**Given task:** Please copy the rows below word for word, every line of them.

::: Material shown :::

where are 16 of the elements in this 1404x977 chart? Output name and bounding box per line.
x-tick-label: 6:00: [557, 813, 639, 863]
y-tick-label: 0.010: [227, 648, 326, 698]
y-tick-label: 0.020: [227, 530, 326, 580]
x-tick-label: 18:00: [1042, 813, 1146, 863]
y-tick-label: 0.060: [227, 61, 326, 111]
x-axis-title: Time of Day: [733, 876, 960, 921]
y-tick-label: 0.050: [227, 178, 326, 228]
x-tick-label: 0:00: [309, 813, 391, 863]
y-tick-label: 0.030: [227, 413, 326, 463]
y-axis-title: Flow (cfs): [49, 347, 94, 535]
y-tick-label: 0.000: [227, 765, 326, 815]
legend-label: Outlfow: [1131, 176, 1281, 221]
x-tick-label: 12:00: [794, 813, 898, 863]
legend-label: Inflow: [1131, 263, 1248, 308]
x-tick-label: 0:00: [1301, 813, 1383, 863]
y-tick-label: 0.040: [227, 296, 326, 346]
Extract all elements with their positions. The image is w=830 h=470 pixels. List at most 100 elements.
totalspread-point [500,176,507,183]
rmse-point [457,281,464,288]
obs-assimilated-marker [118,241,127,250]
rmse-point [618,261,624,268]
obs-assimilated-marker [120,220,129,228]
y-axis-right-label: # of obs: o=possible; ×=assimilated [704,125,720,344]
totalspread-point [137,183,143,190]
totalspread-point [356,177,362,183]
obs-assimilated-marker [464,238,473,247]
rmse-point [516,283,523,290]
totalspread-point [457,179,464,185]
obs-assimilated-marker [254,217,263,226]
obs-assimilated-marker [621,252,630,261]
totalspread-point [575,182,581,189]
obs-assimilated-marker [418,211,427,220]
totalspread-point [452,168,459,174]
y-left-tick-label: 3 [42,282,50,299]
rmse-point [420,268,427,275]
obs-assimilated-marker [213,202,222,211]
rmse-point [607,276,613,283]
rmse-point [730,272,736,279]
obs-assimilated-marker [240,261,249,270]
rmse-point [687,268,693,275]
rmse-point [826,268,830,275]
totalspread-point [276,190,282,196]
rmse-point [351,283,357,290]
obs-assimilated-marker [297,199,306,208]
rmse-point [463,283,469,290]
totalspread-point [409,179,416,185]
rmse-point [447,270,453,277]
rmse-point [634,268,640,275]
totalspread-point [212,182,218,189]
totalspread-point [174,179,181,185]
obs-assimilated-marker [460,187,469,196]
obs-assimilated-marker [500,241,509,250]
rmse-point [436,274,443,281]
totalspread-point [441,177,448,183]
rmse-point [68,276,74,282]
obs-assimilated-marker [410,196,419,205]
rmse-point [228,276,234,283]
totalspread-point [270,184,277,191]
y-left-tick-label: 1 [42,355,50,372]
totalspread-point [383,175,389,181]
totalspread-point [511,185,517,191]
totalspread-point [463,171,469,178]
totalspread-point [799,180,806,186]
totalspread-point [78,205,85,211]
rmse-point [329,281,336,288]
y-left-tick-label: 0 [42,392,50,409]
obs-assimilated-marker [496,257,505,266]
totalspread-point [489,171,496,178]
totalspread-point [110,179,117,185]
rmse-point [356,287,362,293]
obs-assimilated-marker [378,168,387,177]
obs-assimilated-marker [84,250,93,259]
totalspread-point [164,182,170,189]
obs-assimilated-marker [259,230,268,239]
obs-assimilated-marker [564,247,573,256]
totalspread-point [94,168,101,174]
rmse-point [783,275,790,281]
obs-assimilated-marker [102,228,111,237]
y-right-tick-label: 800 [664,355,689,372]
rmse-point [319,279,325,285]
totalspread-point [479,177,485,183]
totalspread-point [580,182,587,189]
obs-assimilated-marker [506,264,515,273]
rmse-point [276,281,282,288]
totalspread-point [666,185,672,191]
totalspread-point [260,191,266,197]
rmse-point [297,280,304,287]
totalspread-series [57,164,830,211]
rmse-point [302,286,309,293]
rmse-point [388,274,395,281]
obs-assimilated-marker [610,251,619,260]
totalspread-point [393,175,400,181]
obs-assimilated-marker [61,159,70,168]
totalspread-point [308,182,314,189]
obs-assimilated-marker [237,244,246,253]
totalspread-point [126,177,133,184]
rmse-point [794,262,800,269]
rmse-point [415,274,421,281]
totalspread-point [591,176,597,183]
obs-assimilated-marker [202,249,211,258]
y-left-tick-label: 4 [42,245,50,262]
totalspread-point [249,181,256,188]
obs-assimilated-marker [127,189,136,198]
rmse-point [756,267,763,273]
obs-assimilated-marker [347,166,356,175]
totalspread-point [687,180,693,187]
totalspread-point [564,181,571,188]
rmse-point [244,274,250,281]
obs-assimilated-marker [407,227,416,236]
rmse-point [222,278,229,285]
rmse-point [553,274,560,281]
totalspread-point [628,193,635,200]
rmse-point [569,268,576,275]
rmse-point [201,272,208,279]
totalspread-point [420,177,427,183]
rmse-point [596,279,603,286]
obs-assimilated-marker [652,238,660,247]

:::

**Answer to the problem:**
where are 16 of the elements in this 1404x977 chart? Output name and bounding box per line.
x-tick-label: 6:00: [557, 813, 639, 863]
y-tick-label: 0.010: [227, 648, 326, 698]
y-tick-label: 0.020: [227, 530, 326, 580]
x-tick-label: 18:00: [1042, 813, 1146, 863]
y-tick-label: 0.060: [227, 61, 326, 111]
x-axis-title: Time of Day: [733, 876, 960, 921]
y-tick-label: 0.050: [227, 178, 326, 228]
x-tick-label: 0:00: [309, 813, 391, 863]
y-tick-label: 0.030: [227, 413, 326, 463]
y-axis-title: Flow (cfs): [49, 347, 94, 535]
y-tick-label: 0.000: [227, 765, 326, 815]
legend-label: Outlfow: [1131, 176, 1281, 221]
x-tick-label: 12:00: [794, 813, 898, 863]
legend-label: Inflow: [1131, 263, 1248, 308]
x-tick-label: 0:00: [1301, 813, 1383, 863]
y-tick-label: 0.040: [227, 296, 326, 346]
Extract all elements with their positions. The image is w=830 h=470 pixels. List at most 100 elements.
totalspread-point [500,176,507,183]
rmse-point [457,281,464,288]
obs-assimilated-marker [118,241,127,250]
rmse-point [618,261,624,268]
obs-assimilated-marker [120,220,129,228]
y-axis-right-label: # of obs: o=possible; ×=assimilated [704,125,720,344]
totalspread-point [137,183,143,190]
totalspread-point [356,177,362,183]
obs-assimilated-marker [464,238,473,247]
rmse-point [516,283,523,290]
totalspread-point [457,179,464,185]
obs-assimilated-marker [254,217,263,226]
obs-assimilated-marker [621,252,630,261]
totalspread-point [575,182,581,189]
obs-assimilated-marker [418,211,427,220]
totalspread-point [452,168,459,174]
y-left-tick-label: 3 [42,282,50,299]
rmse-point [420,268,427,275]
obs-assimilated-marker [213,202,222,211]
rmse-point [607,276,613,283]
rmse-point [730,272,736,279]
obs-assimilated-marker [240,261,249,270]
rmse-point [687,268,693,275]
rmse-point [826,268,830,275]
totalspread-point [276,190,282,196]
rmse-point [351,283,357,290]
obs-assimilated-marker [297,199,306,208]
rmse-point [463,283,469,290]
totalspread-point [409,179,416,185]
rmse-point [447,270,453,277]
rmse-point [634,268,640,275]
totalspread-point [212,182,218,189]
totalspread-point [174,179,181,185]
obs-assimilated-marker [460,187,469,196]
obs-assimilated-marker [500,241,509,250]
rmse-point [436,274,443,281]
totalspread-point [441,177,448,183]
rmse-point [68,276,74,282]
obs-assimilated-marker [410,196,419,205]
rmse-point [228,276,234,283]
totalspread-point [270,184,277,191]
y-left-tick-label: 1 [42,355,50,372]
totalspread-point [383,175,389,181]
totalspread-point [511,185,517,191]
totalspread-point [463,171,469,178]
totalspread-point [799,180,806,186]
totalspread-point [78,205,85,211]
rmse-point [329,281,336,288]
y-left-tick-label: 0 [42,392,50,409]
obs-assimilated-marker [496,257,505,266]
totalspread-point [489,171,496,178]
totalspread-point [110,179,117,185]
rmse-point [356,287,362,293]
obs-assimilated-marker [378,168,387,177]
obs-assimilated-marker [84,250,93,259]
totalspread-point [164,182,170,189]
obs-assimilated-marker [259,230,268,239]
obs-assimilated-marker [564,247,573,256]
totalspread-point [94,168,101,174]
rmse-point [783,275,790,281]
obs-assimilated-marker [102,228,111,237]
y-right-tick-label: 800 [664,355,689,372]
rmse-point [319,279,325,285]
totalspread-point [479,177,485,183]
totalspread-point [580,182,587,189]
obs-assimilated-marker [506,264,515,273]
rmse-point [276,281,282,288]
totalspread-point [666,185,672,191]
totalspread-point [260,191,266,197]
rmse-point [297,280,304,287]
totalspread-series [57,164,830,211]
rmse-point [302,286,309,293]
rmse-point [388,274,395,281]
obs-assimilated-marker [610,251,619,260]
totalspread-point [393,175,400,181]
obs-assimilated-marker [61,159,70,168]
totalspread-point [308,182,314,189]
obs-assimilated-marker [237,244,246,253]
totalspread-point [126,177,133,184]
rmse-point [794,262,800,269]
rmse-point [415,274,421,281]
totalspread-point [591,176,597,183]
obs-assimilated-marker [202,249,211,258]
y-left-tick-label: 4 [42,245,50,262]
totalspread-point [249,181,256,188]
obs-assimilated-marker [127,189,136,198]
rmse-point [756,267,763,273]
obs-assimilated-marker [347,166,356,175]
totalspread-point [687,180,693,187]
totalspread-point [564,181,571,188]
rmse-point [244,274,250,281]
obs-assimilated-marker [407,227,416,236]
rmse-point [222,278,229,285]
rmse-point [553,274,560,281]
totalspread-point [628,193,635,200]
rmse-point [569,268,576,275]
rmse-point [201,272,208,279]
totalspread-point [420,177,427,183]
rmse-point [596,279,603,286]
obs-assimilated-marker [652,238,660,247]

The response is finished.